• Work to complete
All lines below must be repeated exactly, with the pictures omitted.

• Entries from a visual dataset

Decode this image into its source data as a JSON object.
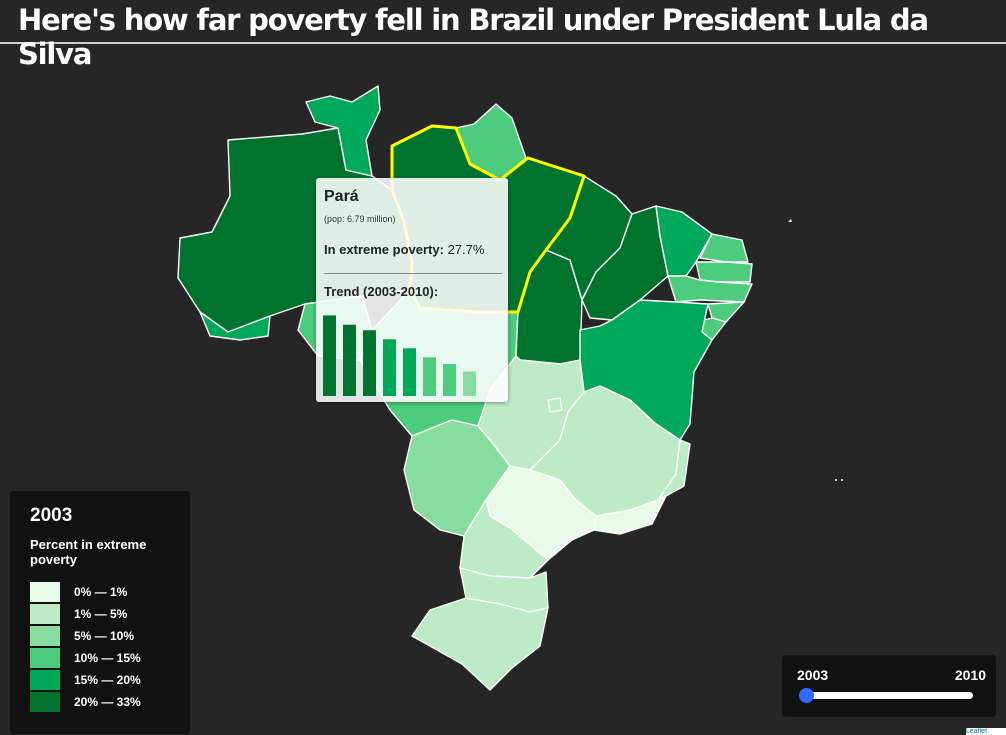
{
  "title": "Here's how far poverty fell in Brazil under President Lula da Silva",
  "colors": {
    "background": "#262626",
    "bin_0": "#e9faea",
    "bin_1": "#bdebc6",
    "bin_2": "#86dd9f",
    "bin_3": "#4ccc7c",
    "bin_4": "#00a85a",
    "bin_5": "#00742f",
    "highlight": "#ffff00",
    "slider_thumb": "#2f6bff"
  },
  "tooltip": {
    "state": "Pará",
    "population": "(pop: 6.79 million)",
    "stat_label": "In extreme poverty:",
    "stat_value": "27.7%",
    "trend_label": "Trend (2003-2010):",
    "trend_values": [
      27.7,
      24.5,
      22.6,
      19.5,
      16.4,
      13.3,
      11.0,
      8.4
    ],
    "trend_max": 33
  },
  "legend": {
    "year": "2003",
    "subtitle": "Percent in extreme poverty",
    "bins": [
      {
        "label": "0% — 1%",
        "color": "#e9faea"
      },
      {
        "label": "1% — 5%",
        "color": "#bdebc6"
      },
      {
        "label": "5% — 10%",
        "color": "#86dd9f"
      },
      {
        "label": "10% — 15%",
        "color": "#4ccc7c"
      },
      {
        "label": "15% — 20%",
        "color": "#00a85a"
      },
      {
        "label": "20% — 33%",
        "color": "#00742f"
      }
    ]
  },
  "slider": {
    "start_label": "2003",
    "end_label": "2010",
    "value_fraction": 0
  },
  "attribution": "Leaflet"
}
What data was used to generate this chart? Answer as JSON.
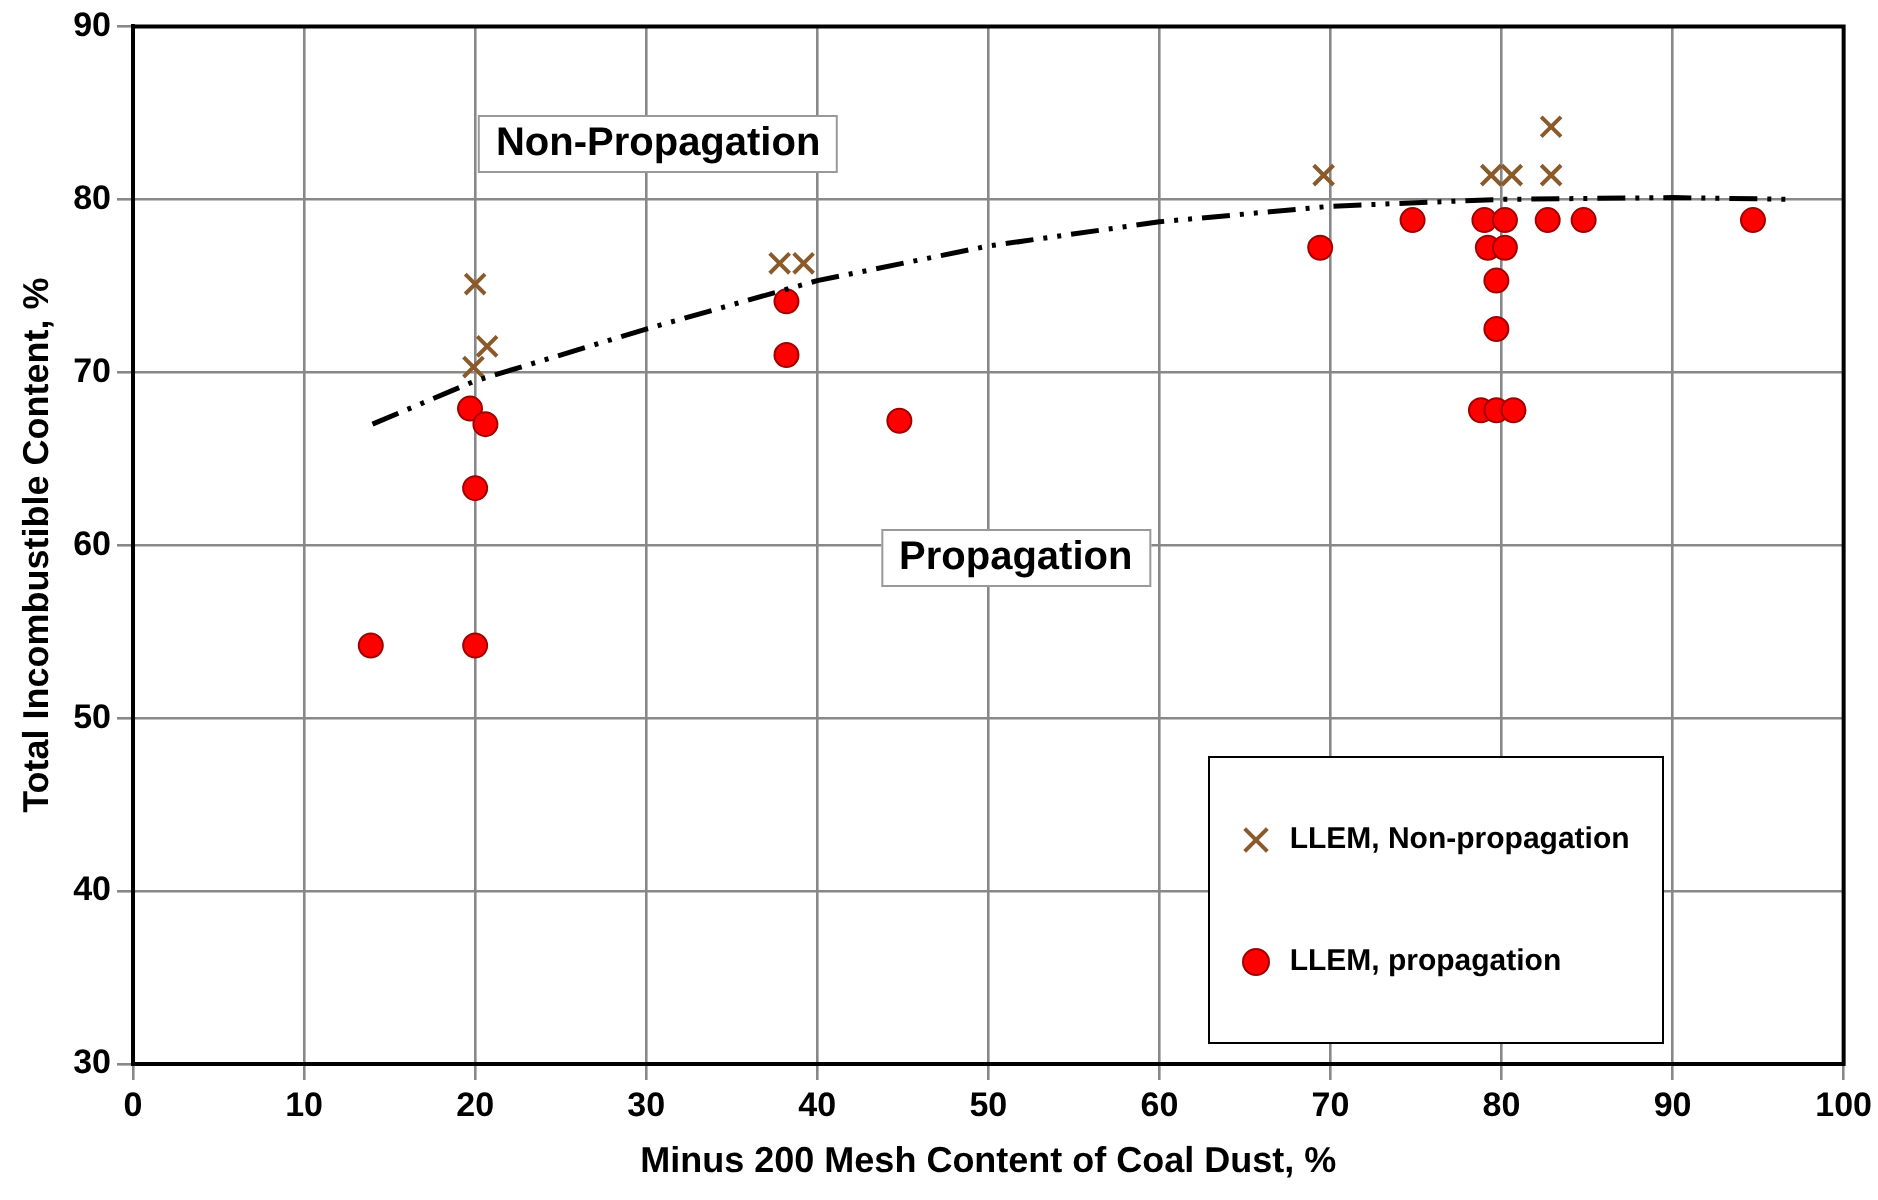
{
  "chart_data": {
    "type": "scatter",
    "xlabel": "Minus 200 Mesh Content of Coal Dust, %",
    "ylabel": "Total Incombustible Content, %",
    "xlim": [
      0,
      100
    ],
    "xticks": [
      0,
      10,
      20,
      30,
      40,
      50,
      60,
      70,
      80,
      90,
      100
    ],
    "ylim": [
      30,
      90
    ],
    "yticks": [
      30,
      40,
      50,
      60,
      70,
      80,
      90
    ],
    "grid": true,
    "legend": "bottom right",
    "annotations": [
      "Non-Propagation",
      "Propagation"
    ],
    "series": [
      {
        "type": "line",
        "color": "#000000",
        "line_style": "dashed",
        "marker": "none",
        "x": [
          14,
          20,
          30,
          40,
          50,
          60,
          70,
          80,
          90,
          97
        ],
        "values": [
          67,
          69.5,
          72.5,
          75.3,
          77.3,
          78.7,
          79.6,
          80,
          80.1,
          80
        ]
      },
      {
        "name": "LLEM, Non-propagation",
        "color": "#8b5a2b",
        "marker": "cross",
        "x": [
          20,
          20.7,
          19.9,
          37.8,
          39.2,
          69.6,
          79.4,
          80.6,
          82.9,
          82.9
        ],
        "values": [
          75.1,
          71.5,
          70.3,
          76.3,
          76.3,
          81.4,
          81.4,
          81.4,
          81.4,
          84.2
        ]
      },
      {
        "name": "LLEM, propagation",
        "color": "#ff0000",
        "marker": "circle",
        "x": [
          13.9,
          20,
          20,
          19.7,
          20.6,
          38.2,
          38.2,
          44.8,
          69.4,
          74.8,
          79,
          80.2,
          82.7,
          84.8,
          94.7,
          79.2,
          80.2,
          79.7,
          79.7,
          78.8,
          79.7,
          80.7
        ],
        "values": [
          54.2,
          54.2,
          63.3,
          67.9,
          67,
          74.1,
          71,
          67.2,
          77.2,
          78.8,
          78.8,
          78.8,
          78.8,
          78.8,
          78.8,
          77.2,
          77.2,
          75.3,
          72.5,
          67.8,
          67.8,
          67.8
        ]
      }
    ]
  }
}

• Correct output
Decode this image into its source data as a JSON object.
{
  "title": "Here's how far poverty fell in Brazil under President Lula da Silva",
  "colors": {
    "background": "#262626",
    "bin_0": "#e9faea",
    "bin_1": "#bdebc6",
    "bin_2": "#86dd9f",
    "bin_3": "#4ccc7c",
    "bin_4": "#00a85a",
    "bin_5": "#00742f",
    "highlight": "#ffff00",
    "slider_thumb": "#2f6bff"
  },
  "tooltip": {
    "state": "Pará",
    "population": "(pop: 6.79 million)",
    "stat_label": "In extreme poverty:",
    "stat_value": "27.7%",
    "trend_label": "Trend (2003-2010):",
    "trend_values": [
      27.7,
      24.5,
      22.6,
      19.5,
      16.4,
      13.3,
      11.0,
      8.4
    ],
    "trend_max": 33
  },
  "legend": {
    "year": "2003",
    "subtitle": "Percent in extreme poverty",
    "bins": [
      {
        "label": "0% — 1%",
        "color": "#e9faea"
      },
      {
        "label": "1% — 5%",
        "color": "#bdebc6"
      },
      {
        "label": "5% — 10%",
        "color": "#86dd9f"
      },
      {
        "label": "10% — 15%",
        "color": "#4ccc7c"
      },
      {
        "label": "15% — 20%",
        "color": "#00a85a"
      },
      {
        "label": "20% — 33%",
        "color": "#00742f"
      }
    ]
  },
  "slider": {
    "start_label": "2003",
    "end_label": "2010",
    "value_fraction": 0
  },
  "attribution": "Leaflet"
}
What data was used to generate this chart? Answer as JSON.
{
  "chart_data": {
    "type": "scatter",
    "xlabel": "Minus 200 Mesh Content of Coal Dust, %",
    "ylabel": "Total Incombustible Content, %",
    "xlim": [
      0,
      100
    ],
    "xticks": [
      0,
      10,
      20,
      30,
      40,
      50,
      60,
      70,
      80,
      90,
      100
    ],
    "ylim": [
      30,
      90
    ],
    "yticks": [
      30,
      40,
      50,
      60,
      70,
      80,
      90
    ],
    "grid": true,
    "legend": "bottom right",
    "annotations": [
      "Non-Propagation",
      "Propagation"
    ],
    "series": [
      {
        "type": "line",
        "color": "#000000",
        "line_style": "dashed",
        "marker": "none",
        "x": [
          14,
          20,
          30,
          40,
          50,
          60,
          70,
          80,
          90,
          97
        ],
        "values": [
          67,
          69.5,
          72.5,
          75.3,
          77.3,
          78.7,
          79.6,
          80,
          80.1,
          80
        ]
      },
      {
        "name": "LLEM, Non-propagation",
        "color": "#8b5a2b",
        "marker": "cross",
        "x": [
          20,
          20.7,
          19.9,
          37.8,
          39.2,
          69.6,
          79.4,
          80.6,
          82.9,
          82.9
        ],
        "values": [
          75.1,
          71.5,
          70.3,
          76.3,
          76.3,
          81.4,
          81.4,
          81.4,
          81.4,
          84.2
        ]
      },
      {
        "name": "LLEM, propagation",
        "color": "#ff0000",
        "marker": "circle",
        "x": [
          13.9,
          20,
          20,
          19.7,
          20.6,
          38.2,
          38.2,
          44.8,
          69.4,
          74.8,
          79,
          80.2,
          82.7,
          84.8,
          94.7,
          79.2,
          80.2,
          79.7,
          79.7,
          78.8,
          79.7,
          80.7
        ],
        "values": [
          54.2,
          54.2,
          63.3,
          67.9,
          67,
          74.1,
          71,
          67.2,
          77.2,
          78.8,
          78.8,
          78.8,
          78.8,
          78.8,
          78.8,
          77.2,
          77.2,
          75.3,
          72.5,
          67.8,
          67.8,
          67.8
        ]
      }
    ]
  }
}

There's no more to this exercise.